### Aim of the task
Your task is to print all of the data word for word.

### Rows

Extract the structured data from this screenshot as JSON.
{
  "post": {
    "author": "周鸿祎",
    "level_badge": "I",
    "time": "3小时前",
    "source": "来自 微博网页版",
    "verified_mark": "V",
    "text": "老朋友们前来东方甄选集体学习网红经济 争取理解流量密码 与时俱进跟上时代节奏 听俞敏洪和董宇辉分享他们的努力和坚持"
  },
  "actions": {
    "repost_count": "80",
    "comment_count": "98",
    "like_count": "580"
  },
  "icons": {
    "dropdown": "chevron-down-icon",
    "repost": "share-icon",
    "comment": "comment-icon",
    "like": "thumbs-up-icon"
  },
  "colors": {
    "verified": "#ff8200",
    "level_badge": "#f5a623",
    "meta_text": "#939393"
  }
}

### Task response
Extract the structured data from this screenshot as JSON.
{
  "post": {
    "author": "周鸿祎",
    "level_badge": "I",
    "time": "3小时前",
    "source": "来自 微博网页版",
    "verified_mark": "V",
    "text": "老朋友们前来东方甄选集体学习网红经济 争取理解流量密码 与时俱进跟上时代节奏 听俞敏洪和董宇辉分享他们的努力和坚持"
  },
  "actions": {
    "repost_count": "80",
    "comment_count": "98",
    "like_count": "580"
  },
  "icons": {
    "dropdown": "chevron-down-icon",
    "repost": "share-icon",
    "comment": "comment-icon",
    "like": "thumbs-up-icon"
  },
  "colors": {
    "verified": "#ff8200",
    "level_badge": "#f5a623",
    "meta_text": "#939393"
  }
}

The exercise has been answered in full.